Exercise requirements »
What lines of the data include the string "newspaper"? Copy them all.

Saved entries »
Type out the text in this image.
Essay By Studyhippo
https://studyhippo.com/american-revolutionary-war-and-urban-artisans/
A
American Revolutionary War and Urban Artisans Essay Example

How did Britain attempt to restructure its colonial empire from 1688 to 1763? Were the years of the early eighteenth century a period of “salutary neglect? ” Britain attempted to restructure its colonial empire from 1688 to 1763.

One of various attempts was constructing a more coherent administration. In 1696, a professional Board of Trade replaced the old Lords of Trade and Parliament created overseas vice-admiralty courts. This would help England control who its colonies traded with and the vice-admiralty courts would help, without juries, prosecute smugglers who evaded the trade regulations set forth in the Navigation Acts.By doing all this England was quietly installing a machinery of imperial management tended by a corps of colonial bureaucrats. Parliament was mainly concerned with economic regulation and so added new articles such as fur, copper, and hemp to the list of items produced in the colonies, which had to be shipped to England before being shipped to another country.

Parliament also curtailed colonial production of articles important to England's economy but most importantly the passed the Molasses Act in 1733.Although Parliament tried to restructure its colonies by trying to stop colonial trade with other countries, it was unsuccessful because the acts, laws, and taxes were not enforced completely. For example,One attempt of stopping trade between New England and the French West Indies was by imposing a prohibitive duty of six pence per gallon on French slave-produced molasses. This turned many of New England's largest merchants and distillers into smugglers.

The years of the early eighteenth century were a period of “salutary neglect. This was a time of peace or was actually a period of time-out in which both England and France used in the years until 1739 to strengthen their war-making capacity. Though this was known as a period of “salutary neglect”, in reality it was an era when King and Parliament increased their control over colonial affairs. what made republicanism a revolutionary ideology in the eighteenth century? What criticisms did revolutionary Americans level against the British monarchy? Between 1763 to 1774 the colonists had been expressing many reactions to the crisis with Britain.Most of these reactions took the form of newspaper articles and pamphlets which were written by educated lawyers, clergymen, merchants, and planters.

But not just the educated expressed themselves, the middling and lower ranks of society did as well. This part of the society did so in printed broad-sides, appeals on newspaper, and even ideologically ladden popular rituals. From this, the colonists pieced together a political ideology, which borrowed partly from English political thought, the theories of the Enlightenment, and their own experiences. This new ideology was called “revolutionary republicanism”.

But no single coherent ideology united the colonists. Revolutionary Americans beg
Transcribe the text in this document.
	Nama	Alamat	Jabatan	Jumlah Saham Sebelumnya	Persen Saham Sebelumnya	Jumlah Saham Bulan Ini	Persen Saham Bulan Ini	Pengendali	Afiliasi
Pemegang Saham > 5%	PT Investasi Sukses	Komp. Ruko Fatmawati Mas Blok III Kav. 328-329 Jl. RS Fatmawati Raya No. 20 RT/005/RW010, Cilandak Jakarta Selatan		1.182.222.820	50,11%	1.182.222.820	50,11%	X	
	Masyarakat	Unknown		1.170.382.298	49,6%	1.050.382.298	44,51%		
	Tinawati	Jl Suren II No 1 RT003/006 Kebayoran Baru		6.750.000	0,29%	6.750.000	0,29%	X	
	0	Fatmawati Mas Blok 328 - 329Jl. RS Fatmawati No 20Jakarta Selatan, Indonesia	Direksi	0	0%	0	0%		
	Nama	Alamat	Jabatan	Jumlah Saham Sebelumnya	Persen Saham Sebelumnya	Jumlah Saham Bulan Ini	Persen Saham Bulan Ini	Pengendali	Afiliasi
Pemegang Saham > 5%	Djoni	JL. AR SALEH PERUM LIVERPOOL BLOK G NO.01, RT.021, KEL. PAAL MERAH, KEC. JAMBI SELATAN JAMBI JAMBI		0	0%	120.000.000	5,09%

Final answer »
The years of the early eighteenth century were a period of “salutary neglect. This was a time of peace or was actually a period of time-out in which both England and France used in the years until 1739 to strengthen their war-making capacity. Though this was known as a period of “salutary neglect”, in reality it was an era when King and Parliament increased their control over colonial affairs. what made republicanism a revolutionary ideology in the eighteenth century? What criticisms did revolutionary Americans level against the British monarchy? Between 1763 to 1774 the colonists had been expressing many reactions to the crisis with Britain.Most of these reactions took the form of newspaper articles and pamphlets which were written by educated lawyers, clergymen, merchants, and planters.
But not just the educated expressed themselves, the middling and lower ranks of society did as well. This part of the society did so in printed broad-sides, appeals on newspaper, and even ideologically ladden popular rituals. From this, the colonists pieced together a political ideology, which borrowed partly from English political thought, the theories of the Enlightenment, and their own experiences. This new ideology was called “revolutionary republicanism”.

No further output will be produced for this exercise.